The records below are made of lines; count those holding the word "typhum" and give the number only.

[DATA LINES start]

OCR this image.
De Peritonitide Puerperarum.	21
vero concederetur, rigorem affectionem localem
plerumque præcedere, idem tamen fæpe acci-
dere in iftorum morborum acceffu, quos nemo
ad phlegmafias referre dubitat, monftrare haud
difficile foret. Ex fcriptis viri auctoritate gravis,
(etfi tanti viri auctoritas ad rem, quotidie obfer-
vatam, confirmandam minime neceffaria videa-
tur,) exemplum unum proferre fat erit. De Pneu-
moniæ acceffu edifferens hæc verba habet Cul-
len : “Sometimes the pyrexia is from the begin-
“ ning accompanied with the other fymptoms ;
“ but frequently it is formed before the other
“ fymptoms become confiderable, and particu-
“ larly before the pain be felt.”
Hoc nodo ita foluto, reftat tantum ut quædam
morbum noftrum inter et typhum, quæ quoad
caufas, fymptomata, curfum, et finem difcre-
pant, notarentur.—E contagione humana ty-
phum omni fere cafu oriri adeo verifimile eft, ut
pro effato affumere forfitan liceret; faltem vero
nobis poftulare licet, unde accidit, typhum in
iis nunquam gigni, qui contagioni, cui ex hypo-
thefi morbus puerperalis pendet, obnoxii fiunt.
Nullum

[DATA LINES end]
[DATA LINES start]

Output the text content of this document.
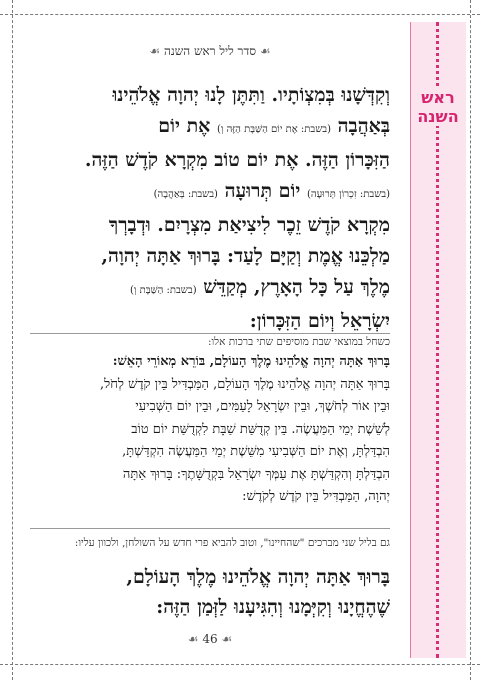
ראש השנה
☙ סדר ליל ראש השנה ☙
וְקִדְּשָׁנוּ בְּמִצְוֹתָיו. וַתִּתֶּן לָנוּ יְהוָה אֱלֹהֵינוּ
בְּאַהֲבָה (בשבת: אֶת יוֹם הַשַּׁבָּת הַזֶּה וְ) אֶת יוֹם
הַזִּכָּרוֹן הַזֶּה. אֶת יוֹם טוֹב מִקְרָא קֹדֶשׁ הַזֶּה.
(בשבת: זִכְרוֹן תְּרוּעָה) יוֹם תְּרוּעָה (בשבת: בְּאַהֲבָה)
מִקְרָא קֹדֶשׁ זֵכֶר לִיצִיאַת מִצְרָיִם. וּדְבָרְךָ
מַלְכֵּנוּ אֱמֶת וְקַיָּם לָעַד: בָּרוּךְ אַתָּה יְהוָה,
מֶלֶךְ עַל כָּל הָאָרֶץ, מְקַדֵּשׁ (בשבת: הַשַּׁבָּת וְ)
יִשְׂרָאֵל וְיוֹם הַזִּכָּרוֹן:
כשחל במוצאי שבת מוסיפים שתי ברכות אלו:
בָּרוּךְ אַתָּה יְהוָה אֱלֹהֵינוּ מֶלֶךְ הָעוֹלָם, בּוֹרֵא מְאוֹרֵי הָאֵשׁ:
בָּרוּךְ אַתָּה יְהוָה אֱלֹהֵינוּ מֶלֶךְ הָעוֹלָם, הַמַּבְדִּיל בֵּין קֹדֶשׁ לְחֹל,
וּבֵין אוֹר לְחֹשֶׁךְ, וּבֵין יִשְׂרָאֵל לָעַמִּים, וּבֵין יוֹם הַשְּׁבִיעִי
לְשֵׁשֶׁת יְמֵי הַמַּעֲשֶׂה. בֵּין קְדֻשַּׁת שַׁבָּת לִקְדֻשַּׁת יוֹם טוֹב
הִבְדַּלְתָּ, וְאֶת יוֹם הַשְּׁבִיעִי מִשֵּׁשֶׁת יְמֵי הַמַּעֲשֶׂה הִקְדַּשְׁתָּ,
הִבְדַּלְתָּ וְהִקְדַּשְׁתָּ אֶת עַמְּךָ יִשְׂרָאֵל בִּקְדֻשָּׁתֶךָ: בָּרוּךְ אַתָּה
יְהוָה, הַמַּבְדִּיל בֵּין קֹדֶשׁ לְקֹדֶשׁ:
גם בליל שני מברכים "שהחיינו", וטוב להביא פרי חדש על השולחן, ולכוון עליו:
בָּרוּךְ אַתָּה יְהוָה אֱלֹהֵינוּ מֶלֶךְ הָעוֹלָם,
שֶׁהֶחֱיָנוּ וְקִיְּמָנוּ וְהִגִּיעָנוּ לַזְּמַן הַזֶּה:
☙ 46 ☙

[DATA LINES end]
[DATA LINES start]

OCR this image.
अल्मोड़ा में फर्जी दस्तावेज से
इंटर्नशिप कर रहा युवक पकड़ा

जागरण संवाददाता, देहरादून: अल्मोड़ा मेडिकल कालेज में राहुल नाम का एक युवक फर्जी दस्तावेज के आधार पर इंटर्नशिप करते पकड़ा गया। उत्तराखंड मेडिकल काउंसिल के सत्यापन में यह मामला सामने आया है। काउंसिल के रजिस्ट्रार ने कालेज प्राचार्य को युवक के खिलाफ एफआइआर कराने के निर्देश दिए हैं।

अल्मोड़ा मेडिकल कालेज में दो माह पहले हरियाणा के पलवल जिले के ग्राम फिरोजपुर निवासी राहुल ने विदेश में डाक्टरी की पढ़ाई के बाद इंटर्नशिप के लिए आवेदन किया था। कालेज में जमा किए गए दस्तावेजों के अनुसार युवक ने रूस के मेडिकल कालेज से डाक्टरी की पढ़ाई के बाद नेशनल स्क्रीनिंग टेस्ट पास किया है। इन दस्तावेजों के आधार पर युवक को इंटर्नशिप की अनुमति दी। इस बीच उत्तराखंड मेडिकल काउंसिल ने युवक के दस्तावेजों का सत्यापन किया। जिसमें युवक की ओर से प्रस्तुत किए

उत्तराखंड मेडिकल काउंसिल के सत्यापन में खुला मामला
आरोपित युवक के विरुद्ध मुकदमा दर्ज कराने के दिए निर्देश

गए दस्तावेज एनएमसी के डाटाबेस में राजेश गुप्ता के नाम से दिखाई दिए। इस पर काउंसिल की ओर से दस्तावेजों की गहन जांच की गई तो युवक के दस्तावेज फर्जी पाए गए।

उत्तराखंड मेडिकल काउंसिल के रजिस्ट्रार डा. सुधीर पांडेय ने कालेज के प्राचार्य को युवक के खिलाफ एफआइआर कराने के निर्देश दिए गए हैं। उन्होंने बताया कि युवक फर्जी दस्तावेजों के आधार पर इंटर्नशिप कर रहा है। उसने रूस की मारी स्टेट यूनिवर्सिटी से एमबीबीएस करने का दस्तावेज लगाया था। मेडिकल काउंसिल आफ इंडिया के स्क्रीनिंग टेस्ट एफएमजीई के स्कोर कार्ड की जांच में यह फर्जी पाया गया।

[DATA LINES end]

== OUTPUT ==
2